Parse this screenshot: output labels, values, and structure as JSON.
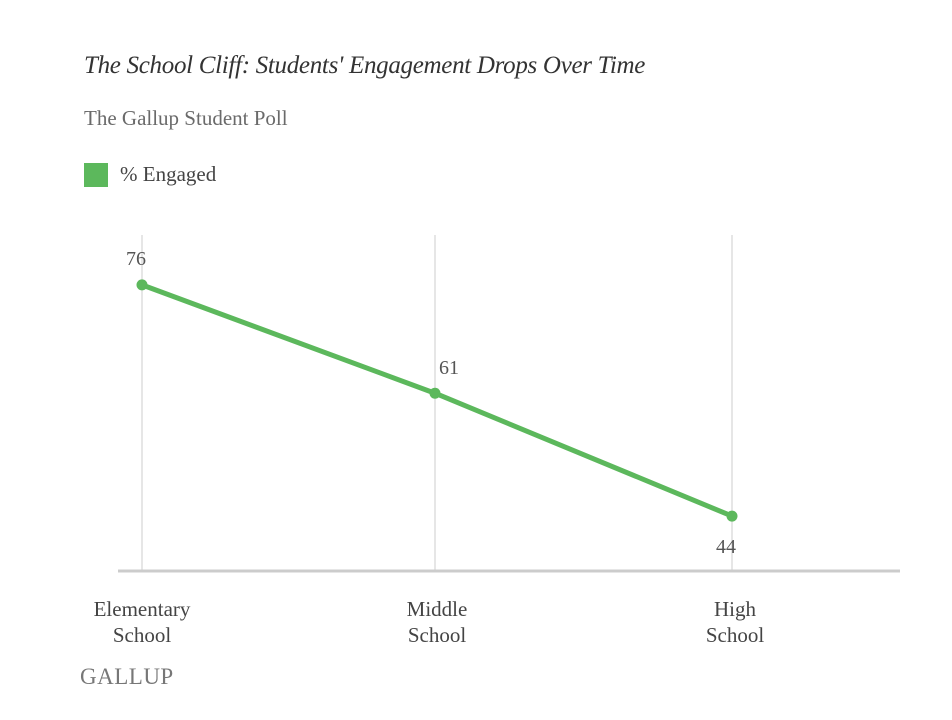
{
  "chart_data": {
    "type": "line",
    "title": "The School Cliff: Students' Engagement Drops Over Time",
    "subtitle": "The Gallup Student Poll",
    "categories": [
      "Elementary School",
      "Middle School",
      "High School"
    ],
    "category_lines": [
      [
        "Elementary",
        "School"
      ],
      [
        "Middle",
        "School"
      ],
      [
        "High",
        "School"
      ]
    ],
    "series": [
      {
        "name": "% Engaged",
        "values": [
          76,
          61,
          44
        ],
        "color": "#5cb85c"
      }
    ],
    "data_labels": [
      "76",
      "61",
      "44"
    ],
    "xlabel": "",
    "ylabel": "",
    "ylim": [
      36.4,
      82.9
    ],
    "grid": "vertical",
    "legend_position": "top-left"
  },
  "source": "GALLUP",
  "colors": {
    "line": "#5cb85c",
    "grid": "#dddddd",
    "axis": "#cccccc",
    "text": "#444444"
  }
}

**Task objective**
Count the lines in which the string "School" appears, then report only that figure.

**Problem solution**
7